Images appear in the records below; leave them out and repeat everything else exactly.

▬▬▬▬▬▬▬▬▬▬

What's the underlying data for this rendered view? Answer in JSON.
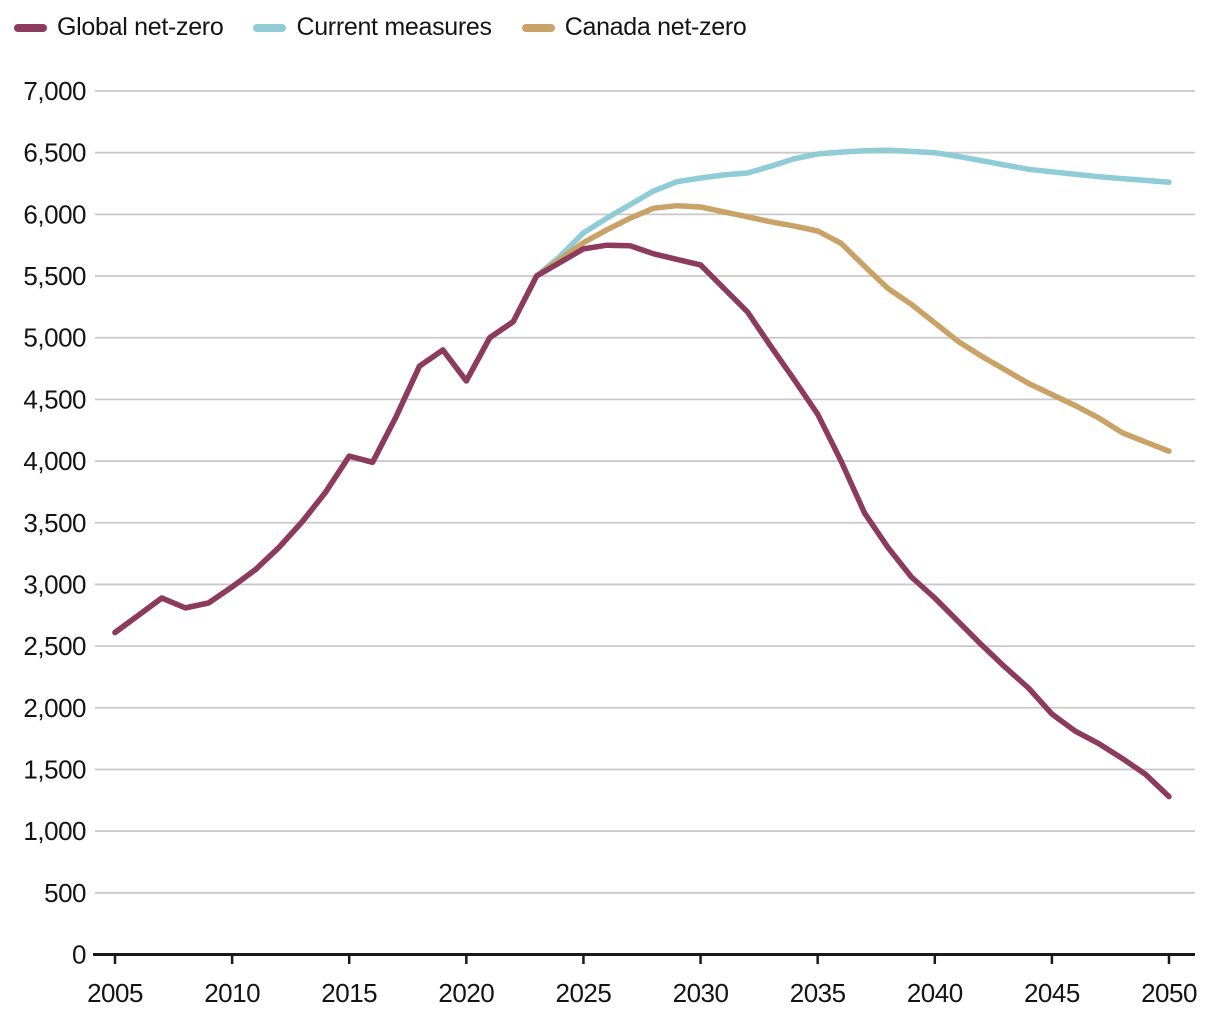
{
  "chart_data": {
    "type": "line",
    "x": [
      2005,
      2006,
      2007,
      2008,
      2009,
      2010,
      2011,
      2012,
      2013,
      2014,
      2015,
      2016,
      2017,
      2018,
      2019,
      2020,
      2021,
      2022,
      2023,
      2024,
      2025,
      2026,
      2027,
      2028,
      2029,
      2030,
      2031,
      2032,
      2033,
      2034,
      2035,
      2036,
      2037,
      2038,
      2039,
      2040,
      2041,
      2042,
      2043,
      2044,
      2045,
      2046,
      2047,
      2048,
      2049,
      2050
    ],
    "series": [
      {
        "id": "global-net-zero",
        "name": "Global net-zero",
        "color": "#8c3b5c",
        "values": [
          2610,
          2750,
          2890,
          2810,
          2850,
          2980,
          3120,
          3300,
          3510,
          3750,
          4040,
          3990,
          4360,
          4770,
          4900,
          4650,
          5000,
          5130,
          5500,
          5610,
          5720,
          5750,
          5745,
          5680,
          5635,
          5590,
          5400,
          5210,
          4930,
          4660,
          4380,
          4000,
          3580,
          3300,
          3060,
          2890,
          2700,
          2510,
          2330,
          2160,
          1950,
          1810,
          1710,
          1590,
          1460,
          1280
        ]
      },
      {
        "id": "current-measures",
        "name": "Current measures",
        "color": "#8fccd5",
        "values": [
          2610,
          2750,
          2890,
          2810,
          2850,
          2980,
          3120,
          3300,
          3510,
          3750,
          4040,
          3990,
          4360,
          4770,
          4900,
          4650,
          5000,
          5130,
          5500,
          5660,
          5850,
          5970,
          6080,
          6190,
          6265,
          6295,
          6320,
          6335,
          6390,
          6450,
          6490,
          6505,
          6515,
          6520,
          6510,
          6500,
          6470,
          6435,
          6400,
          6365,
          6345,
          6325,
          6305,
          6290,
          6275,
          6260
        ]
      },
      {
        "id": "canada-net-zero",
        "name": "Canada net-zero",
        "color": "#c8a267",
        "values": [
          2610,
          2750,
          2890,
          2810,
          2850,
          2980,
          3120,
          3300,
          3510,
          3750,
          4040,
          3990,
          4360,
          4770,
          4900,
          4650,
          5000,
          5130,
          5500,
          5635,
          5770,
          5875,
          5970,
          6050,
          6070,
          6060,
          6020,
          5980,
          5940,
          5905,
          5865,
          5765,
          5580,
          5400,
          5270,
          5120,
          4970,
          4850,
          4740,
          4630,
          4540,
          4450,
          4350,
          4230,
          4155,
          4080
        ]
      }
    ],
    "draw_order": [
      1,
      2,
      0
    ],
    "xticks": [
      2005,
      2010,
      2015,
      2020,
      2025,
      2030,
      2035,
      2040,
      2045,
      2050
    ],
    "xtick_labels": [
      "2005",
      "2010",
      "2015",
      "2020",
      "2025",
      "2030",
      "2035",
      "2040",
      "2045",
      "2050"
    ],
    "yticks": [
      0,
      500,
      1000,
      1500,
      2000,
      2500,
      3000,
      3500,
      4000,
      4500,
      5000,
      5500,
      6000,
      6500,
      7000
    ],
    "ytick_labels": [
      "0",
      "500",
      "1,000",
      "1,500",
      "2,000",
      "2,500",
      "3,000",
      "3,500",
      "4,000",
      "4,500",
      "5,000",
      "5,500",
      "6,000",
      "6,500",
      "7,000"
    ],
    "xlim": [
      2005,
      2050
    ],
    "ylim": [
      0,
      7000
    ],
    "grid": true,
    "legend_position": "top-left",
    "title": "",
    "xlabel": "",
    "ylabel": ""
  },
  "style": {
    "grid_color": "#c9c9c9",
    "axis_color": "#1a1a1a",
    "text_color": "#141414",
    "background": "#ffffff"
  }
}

▬▬▬▬▬▬▬▬▬▬

Solution ▸
What's the underlying data for this rendered view? Answer in JSON.
{
  "chart_data": {
    "type": "line",
    "x": [
      2005,
      2006,
      2007,
      2008,
      2009,
      2010,
      2011,
      2012,
      2013,
      2014,
      2015,
      2016,
      2017,
      2018,
      2019,
      2020,
      2021,
      2022,
      2023,
      2024,
      2025,
      2026,
      2027,
      2028,
      2029,
      2030,
      2031,
      2032,
      2033,
      2034,
      2035,
      2036,
      2037,
      2038,
      2039,
      2040,
      2041,
      2042,
      2043,
      2044,
      2045,
      2046,
      2047,
      2048,
      2049,
      2050
    ],
    "series": [
      {
        "id": "global-net-zero",
        "name": "Global net-zero",
        "color": "#8c3b5c",
        "values": [
          2610,
          2750,
          2890,
          2810,
          2850,
          2980,
          3120,
          3300,
          3510,
          3750,
          4040,
          3990,
          4360,
          4770,
          4900,
          4650,
          5000,
          5130,
          5500,
          5610,
          5720,
          5750,
          5745,
          5680,
          5635,
          5590,
          5400,
          5210,
          4930,
          4660,
          4380,
          4000,
          3580,
          3300,
          3060,
          2890,
          2700,
          2510,
          2330,
          2160,
          1950,
          1810,
          1710,
          1590,
          1460,
          1280
        ]
      },
      {
        "id": "current-measures",
        "name": "Current measures",
        "color": "#8fccd5",
        "values": [
          2610,
          2750,
          2890,
          2810,
          2850,
          2980,
          3120,
          3300,
          3510,
          3750,
          4040,
          3990,
          4360,
          4770,
          4900,
          4650,
          5000,
          5130,
          5500,
          5660,
          5850,
          5970,
          6080,
          6190,
          6265,
          6295,
          6320,
          6335,
          6390,
          6450,
          6490,
          6505,
          6515,
          6520,
          6510,
          6500,
          6470,
          6435,
          6400,
          6365,
          6345,
          6325,
          6305,
          6290,
          6275,
          6260
        ]
      },
      {
        "id": "canada-net-zero",
        "name": "Canada net-zero",
        "color": "#c8a267",
        "values": [
          2610,
          2750,
          2890,
          2810,
          2850,
          2980,
          3120,
          3300,
          3510,
          3750,
          4040,
          3990,
          4360,
          4770,
          4900,
          4650,
          5000,
          5130,
          5500,
          5635,
          5770,
          5875,
          5970,
          6050,
          6070,
          6060,
          6020,
          5980,
          5940,
          5905,
          5865,
          5765,
          5580,
          5400,
          5270,
          5120,
          4970,
          4850,
          4740,
          4630,
          4540,
          4450,
          4350,
          4230,
          4155,
          4080
        ]
      }
    ],
    "draw_order": [
      1,
      2,
      0
    ],
    "xticks": [
      2005,
      2010,
      2015,
      2020,
      2025,
      2030,
      2035,
      2040,
      2045,
      2050
    ],
    "xtick_labels": [
      "2005",
      "2010",
      "2015",
      "2020",
      "2025",
      "2030",
      "2035",
      "2040",
      "2045",
      "2050"
    ],
    "yticks": [
      0,
      500,
      1000,
      1500,
      2000,
      2500,
      3000,
      3500,
      4000,
      4500,
      5000,
      5500,
      6000,
      6500,
      7000
    ],
    "ytick_labels": [
      "0",
      "500",
      "1,000",
      "1,500",
      "2,000",
      "2,500",
      "3,000",
      "3,500",
      "4,000",
      "4,500",
      "5,000",
      "5,500",
      "6,000",
      "6,500",
      "7,000"
    ],
    "xlim": [
      2005,
      2050
    ],
    "ylim": [
      0,
      7000
    ],
    "grid": true,
    "legend_position": "top-left",
    "title": "",
    "xlabel": "",
    "ylabel": ""
  },
  "style": {
    "grid_color": "#c9c9c9",
    "axis_color": "#1a1a1a",
    "text_color": "#141414",
    "background": "#ffffff"
  }
}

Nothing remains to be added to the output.